Exercise objective:
Entries follow. Set all of them down as they stand.

Data records:
* * * *

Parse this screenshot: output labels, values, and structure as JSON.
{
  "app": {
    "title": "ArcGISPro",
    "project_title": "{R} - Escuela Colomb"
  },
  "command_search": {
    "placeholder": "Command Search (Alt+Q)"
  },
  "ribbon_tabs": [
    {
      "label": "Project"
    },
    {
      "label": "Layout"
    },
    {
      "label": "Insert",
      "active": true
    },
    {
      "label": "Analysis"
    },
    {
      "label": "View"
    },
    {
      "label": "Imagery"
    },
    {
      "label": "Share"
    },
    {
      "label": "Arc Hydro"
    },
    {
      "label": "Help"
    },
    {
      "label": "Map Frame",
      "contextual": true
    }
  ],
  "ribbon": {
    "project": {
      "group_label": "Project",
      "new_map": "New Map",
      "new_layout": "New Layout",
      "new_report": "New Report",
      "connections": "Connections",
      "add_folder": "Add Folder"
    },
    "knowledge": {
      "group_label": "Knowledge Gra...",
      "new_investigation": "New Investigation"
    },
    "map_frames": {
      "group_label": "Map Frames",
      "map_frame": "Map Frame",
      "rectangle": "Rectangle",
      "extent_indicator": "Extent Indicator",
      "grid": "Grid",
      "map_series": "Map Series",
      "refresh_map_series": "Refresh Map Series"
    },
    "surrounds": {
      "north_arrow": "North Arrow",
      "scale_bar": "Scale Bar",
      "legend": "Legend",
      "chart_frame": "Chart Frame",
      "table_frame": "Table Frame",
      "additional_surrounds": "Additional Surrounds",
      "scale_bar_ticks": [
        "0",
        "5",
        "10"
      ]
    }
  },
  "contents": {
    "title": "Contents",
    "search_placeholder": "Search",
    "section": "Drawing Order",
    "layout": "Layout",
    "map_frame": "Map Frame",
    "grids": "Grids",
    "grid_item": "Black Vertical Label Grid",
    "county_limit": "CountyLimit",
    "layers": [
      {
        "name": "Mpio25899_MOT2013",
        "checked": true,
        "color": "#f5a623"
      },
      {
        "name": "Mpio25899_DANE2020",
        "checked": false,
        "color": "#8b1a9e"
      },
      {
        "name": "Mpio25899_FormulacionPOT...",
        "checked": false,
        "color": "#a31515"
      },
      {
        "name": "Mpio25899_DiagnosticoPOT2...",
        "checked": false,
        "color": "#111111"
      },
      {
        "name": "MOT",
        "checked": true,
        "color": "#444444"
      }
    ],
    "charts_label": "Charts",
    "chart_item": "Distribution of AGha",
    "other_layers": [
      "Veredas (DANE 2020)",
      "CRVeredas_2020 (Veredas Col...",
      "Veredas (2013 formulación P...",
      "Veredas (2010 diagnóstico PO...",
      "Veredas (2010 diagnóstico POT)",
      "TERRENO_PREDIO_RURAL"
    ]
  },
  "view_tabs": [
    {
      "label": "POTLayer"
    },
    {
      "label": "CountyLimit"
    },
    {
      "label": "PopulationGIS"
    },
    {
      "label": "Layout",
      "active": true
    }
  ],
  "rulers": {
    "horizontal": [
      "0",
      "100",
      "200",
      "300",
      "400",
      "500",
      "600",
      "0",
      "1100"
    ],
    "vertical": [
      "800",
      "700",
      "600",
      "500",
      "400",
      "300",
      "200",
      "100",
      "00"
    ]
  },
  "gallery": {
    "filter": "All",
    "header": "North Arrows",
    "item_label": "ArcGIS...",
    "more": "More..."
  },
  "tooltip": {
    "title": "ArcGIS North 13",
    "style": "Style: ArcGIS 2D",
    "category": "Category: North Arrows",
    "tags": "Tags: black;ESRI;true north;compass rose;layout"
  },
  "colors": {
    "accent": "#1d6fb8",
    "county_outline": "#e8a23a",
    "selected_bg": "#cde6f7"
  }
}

* * * *

Response to the task:
Parse this screenshot: output labels, values, and structure as JSON.
{
  "app": {
    "title": "ArcGISPro",
    "project_title": "{R} - Escuela Colomb"
  },
  "command_search": {
    "placeholder": "Command Search (Alt+Q)"
  },
  "ribbon_tabs": [
    {
      "label": "Project"
    },
    {
      "label": "Layout"
    },
    {
      "label": "Insert",
      "active": true
    },
    {
      "label": "Analysis"
    },
    {
      "label": "View"
    },
    {
      "label": "Imagery"
    },
    {
      "label": "Share"
    },
    {
      "label": "Arc Hydro"
    },
    {
      "label": "Help"
    },
    {
      "label": "Map Frame",
      "contextual": true
    }
  ],
  "ribbon": {
    "project": {
      "group_label": "Project",
      "new_map": "New Map",
      "new_layout": "New Layout",
      "new_report": "New Report",
      "connections": "Connections",
      "add_folder": "Add Folder"
    },
    "knowledge": {
      "group_label": "Knowledge Gra...",
      "new_investigation": "New Investigation"
    },
    "map_frames": {
      "group_label": "Map Frames",
      "map_frame": "Map Frame",
      "rectangle": "Rectangle",
      "extent_indicator": "Extent Indicator",
      "grid": "Grid",
      "map_series": "Map Series",
      "refresh_map_series": "Refresh Map Series"
    },
    "surrounds": {
      "north_arrow": "North Arrow",
      "scale_bar": "Scale Bar",
      "legend": "Legend",
      "chart_frame": "Chart Frame",
      "table_frame": "Table Frame",
      "additional_surrounds": "Additional Surrounds",
      "scale_bar_ticks": [
        "0",
        "5",
        "10"
      ]
    }
  },
  "contents": {
    "title": "Contents",
    "search_placeholder": "Search",
    "section": "Drawing Order",
    "layout": "Layout",
    "map_frame": "Map Frame",
    "grids": "Grids",
    "grid_item": "Black Vertical Label Grid",
    "county_limit": "CountyLimit",
    "layers": [
      {
        "name": "Mpio25899_MOT2013",
        "checked": true,
        "color": "#f5a623"
      },
      {
        "name": "Mpio25899_DANE2020",
        "checked": false,
        "color": "#8b1a9e"
      },
      {
        "name": "Mpio25899_FormulacionPOT...",
        "checked": false,
        "color": "#a31515"
      },
      {
        "name": "Mpio25899_DiagnosticoPOT2...",
        "checked": false,
        "color": "#111111"
      },
      {
        "name": "MOT",
        "checked": true,
        "color": "#444444"
      }
    ],
    "charts_label": "Charts",
    "chart_item": "Distribution of AGha",
    "other_layers": [
      "Veredas (DANE 2020)",
      "CRVeredas_2020 (Veredas Col...",
      "Veredas (2013 formulación P...",
      "Veredas (2010 diagnóstico PO...",
      "Veredas (2010 diagnóstico POT)",
      "TERRENO_PREDIO_RURAL"
    ]
  },
  "view_tabs": [
    {
      "label": "POTLayer"
    },
    {
      "label": "CountyLimit"
    },
    {
      "label": "PopulationGIS"
    },
    {
      "label": "Layout",
      "active": true
    }
  ],
  "rulers": {
    "horizontal": [
      "0",
      "100",
      "200",
      "300",
      "400",
      "500",
      "600",
      "0",
      "1100"
    ],
    "vertical": [
      "800",
      "700",
      "600",
      "500",
      "400",
      "300",
      "200",
      "100",
      "00"
    ]
  },
  "gallery": {
    "filter": "All",
    "header": "North Arrows",
    "item_label": "ArcGIS...",
    "more": "More..."
  },
  "tooltip": {
    "title": "ArcGIS North 13",
    "style": "Style: ArcGIS 2D",
    "category": "Category: North Arrows",
    "tags": "Tags: black;ESRI;true north;compass rose;layout"
  },
  "colors": {
    "accent": "#1d6fb8",
    "county_outline": "#e8a23a",
    "selected_bg": "#cde6f7"
  }
}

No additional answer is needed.